#### [Aim of the exercise]
Return each line holding the string "name".

(Chart and figure data)
=====
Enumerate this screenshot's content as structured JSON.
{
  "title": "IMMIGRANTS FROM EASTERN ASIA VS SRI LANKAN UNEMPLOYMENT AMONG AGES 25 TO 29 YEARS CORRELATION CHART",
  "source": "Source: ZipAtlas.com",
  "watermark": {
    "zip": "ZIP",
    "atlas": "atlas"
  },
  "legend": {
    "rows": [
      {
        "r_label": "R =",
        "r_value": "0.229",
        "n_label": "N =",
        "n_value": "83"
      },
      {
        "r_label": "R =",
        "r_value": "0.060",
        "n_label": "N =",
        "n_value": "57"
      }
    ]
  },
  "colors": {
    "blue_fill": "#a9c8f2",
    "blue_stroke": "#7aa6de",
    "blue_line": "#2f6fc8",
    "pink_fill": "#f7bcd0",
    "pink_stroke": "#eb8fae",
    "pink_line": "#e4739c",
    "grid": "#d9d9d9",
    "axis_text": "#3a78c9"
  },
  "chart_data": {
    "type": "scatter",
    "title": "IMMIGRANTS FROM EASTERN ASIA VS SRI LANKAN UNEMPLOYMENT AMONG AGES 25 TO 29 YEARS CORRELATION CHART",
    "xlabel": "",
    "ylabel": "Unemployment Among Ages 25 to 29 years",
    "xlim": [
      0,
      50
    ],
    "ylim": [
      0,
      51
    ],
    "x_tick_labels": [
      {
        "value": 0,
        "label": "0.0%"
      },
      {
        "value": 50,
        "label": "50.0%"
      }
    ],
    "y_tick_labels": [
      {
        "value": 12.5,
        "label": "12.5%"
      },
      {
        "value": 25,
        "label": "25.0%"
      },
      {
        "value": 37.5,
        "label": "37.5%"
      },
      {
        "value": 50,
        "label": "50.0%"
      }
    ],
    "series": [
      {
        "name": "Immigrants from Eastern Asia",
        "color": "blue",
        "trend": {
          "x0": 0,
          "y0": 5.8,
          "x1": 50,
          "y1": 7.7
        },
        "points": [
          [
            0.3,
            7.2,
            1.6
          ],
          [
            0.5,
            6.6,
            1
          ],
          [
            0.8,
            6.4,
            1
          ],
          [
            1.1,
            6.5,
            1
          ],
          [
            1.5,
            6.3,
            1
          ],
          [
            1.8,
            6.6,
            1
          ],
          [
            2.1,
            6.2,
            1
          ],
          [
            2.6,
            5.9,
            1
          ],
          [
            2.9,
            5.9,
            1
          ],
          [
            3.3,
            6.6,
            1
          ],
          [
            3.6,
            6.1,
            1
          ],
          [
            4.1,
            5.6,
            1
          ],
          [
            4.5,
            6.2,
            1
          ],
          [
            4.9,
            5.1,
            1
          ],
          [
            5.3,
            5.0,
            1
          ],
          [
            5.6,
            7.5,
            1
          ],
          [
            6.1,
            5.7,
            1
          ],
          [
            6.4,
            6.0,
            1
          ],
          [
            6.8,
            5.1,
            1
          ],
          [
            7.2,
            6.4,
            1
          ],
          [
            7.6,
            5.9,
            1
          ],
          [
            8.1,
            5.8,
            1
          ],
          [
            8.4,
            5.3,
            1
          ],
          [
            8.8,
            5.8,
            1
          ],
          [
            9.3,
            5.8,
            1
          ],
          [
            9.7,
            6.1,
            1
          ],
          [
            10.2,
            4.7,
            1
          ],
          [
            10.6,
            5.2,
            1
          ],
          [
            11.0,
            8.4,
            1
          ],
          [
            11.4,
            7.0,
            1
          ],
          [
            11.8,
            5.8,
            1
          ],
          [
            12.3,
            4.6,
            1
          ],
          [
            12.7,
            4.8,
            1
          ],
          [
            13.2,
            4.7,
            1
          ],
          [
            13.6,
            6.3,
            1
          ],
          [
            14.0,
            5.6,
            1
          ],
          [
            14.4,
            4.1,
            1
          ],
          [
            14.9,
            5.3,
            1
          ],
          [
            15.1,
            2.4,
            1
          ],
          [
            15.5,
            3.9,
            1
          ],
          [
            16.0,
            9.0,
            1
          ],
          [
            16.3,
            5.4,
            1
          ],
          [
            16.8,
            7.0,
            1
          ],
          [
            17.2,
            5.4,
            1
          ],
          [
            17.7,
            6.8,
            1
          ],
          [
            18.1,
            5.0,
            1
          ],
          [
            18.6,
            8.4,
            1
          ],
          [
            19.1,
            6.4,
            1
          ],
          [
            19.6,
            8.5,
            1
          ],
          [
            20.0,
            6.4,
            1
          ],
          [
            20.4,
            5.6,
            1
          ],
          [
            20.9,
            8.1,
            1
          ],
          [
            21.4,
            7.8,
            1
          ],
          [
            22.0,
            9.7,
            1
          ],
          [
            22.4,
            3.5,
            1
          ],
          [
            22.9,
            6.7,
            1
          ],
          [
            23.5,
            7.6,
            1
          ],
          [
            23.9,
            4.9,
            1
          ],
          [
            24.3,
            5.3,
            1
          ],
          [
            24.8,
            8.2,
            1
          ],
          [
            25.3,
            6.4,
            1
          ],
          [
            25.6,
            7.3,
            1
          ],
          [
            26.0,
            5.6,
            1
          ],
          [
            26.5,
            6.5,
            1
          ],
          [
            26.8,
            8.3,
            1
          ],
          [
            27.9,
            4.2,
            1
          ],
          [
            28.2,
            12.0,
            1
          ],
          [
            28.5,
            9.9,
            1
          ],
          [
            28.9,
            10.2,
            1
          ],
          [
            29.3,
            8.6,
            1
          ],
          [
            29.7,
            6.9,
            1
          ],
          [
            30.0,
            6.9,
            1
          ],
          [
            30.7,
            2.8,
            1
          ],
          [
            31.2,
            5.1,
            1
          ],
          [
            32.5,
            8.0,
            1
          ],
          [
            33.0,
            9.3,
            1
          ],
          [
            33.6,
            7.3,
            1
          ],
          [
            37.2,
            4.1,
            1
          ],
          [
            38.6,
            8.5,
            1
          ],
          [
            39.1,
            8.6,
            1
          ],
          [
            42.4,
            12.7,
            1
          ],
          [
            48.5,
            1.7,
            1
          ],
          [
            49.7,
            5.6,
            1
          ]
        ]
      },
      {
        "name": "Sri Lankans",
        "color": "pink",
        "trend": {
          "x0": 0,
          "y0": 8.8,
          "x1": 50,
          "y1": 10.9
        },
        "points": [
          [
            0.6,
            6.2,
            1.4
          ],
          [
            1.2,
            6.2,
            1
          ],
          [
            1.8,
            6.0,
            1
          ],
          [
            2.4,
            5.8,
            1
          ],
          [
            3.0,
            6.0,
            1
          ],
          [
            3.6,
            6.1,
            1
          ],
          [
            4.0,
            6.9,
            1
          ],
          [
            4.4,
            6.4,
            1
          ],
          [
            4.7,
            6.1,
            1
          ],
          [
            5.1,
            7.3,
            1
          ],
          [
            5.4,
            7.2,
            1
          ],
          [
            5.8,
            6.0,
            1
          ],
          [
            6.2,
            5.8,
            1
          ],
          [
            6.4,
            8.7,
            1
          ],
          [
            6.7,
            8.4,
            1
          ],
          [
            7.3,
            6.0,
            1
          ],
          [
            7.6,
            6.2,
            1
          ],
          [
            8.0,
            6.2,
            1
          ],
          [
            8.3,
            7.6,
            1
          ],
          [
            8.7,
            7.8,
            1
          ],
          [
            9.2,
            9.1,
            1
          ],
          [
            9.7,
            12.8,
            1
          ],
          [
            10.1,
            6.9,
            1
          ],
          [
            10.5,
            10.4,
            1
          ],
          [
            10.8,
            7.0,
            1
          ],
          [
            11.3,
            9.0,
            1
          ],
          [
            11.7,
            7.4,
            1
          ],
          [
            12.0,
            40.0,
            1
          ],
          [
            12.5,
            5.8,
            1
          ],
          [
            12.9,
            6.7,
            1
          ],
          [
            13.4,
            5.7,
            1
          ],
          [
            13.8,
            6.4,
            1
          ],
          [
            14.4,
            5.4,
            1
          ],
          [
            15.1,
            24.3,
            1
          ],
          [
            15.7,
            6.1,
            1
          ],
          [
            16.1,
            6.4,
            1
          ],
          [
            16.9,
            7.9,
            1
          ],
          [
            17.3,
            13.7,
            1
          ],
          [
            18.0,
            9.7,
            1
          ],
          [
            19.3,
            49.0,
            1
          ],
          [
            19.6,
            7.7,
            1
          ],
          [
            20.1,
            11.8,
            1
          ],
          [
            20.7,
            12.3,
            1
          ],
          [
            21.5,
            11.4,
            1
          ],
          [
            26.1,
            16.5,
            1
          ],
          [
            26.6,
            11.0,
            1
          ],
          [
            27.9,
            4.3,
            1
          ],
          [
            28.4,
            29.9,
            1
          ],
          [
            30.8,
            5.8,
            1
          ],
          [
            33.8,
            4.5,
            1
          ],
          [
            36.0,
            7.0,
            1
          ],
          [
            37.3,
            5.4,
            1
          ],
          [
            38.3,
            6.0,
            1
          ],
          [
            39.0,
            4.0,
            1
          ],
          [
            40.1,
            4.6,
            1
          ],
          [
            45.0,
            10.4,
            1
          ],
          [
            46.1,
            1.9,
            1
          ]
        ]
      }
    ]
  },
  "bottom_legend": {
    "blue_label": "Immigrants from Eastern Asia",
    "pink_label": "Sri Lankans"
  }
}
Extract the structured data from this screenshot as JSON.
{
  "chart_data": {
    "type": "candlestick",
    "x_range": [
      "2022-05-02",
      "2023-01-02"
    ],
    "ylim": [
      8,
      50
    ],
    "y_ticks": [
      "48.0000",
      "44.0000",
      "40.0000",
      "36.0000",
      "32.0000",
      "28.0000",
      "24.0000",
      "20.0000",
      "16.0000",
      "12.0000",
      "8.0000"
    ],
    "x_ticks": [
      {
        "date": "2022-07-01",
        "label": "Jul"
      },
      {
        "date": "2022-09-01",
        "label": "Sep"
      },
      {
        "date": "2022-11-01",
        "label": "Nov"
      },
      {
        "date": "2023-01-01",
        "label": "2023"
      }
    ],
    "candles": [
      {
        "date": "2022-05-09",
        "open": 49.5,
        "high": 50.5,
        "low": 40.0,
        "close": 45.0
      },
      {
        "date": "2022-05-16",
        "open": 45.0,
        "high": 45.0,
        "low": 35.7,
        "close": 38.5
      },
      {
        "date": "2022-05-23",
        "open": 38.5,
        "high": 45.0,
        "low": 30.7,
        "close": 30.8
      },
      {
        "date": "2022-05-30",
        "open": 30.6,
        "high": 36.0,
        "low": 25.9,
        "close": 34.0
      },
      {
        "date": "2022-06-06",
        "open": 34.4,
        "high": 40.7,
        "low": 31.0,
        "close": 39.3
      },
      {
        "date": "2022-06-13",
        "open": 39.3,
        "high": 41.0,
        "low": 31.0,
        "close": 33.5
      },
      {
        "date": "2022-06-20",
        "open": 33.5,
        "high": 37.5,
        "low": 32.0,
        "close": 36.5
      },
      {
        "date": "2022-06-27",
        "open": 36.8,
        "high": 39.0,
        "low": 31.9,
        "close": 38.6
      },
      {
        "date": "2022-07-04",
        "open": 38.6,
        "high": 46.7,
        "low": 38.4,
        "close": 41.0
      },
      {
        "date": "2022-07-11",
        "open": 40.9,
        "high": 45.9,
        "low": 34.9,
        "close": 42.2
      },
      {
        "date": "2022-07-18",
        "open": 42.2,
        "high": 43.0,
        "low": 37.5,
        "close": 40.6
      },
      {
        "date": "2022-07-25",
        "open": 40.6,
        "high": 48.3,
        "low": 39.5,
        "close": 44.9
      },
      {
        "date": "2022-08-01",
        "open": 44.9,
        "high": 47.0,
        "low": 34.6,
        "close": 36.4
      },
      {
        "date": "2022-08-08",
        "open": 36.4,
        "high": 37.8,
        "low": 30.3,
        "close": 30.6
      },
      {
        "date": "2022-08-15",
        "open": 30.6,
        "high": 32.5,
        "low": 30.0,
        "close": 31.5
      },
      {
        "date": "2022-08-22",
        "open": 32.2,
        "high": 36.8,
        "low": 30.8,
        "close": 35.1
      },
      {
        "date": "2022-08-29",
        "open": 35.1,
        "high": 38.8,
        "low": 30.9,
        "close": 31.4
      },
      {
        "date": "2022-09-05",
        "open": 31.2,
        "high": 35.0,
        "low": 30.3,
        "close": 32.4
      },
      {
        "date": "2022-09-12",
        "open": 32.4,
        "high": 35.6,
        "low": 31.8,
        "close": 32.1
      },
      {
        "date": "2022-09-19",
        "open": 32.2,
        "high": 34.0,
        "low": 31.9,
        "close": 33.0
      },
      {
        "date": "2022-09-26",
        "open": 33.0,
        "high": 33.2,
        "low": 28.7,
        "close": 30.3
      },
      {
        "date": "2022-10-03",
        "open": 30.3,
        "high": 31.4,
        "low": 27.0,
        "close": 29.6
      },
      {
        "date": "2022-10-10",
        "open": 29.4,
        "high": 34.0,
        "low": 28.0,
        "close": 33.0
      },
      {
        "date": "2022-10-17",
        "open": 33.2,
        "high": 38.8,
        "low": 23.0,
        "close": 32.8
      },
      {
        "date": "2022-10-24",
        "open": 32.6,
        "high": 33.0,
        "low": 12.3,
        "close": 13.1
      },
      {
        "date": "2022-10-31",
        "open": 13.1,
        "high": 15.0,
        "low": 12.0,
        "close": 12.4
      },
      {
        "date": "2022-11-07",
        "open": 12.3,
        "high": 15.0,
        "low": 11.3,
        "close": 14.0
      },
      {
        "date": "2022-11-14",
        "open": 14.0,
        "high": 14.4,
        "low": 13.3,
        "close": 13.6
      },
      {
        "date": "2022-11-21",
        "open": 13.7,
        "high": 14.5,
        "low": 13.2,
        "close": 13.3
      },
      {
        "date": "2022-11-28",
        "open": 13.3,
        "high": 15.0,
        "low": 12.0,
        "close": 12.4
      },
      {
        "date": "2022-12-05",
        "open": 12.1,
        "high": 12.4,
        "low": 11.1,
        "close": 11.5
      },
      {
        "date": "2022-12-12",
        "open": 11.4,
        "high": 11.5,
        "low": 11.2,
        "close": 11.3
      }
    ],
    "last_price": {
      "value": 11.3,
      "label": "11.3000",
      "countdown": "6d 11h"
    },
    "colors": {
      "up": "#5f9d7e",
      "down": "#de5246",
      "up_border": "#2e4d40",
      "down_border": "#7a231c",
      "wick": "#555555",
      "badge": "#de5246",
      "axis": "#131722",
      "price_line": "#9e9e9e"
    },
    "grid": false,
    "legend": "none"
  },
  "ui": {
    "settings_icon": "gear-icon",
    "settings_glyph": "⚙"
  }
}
=====
#### [Task result]
        "name": "Immigrants from Eastern Asia",
        "name": "Sri Lankans",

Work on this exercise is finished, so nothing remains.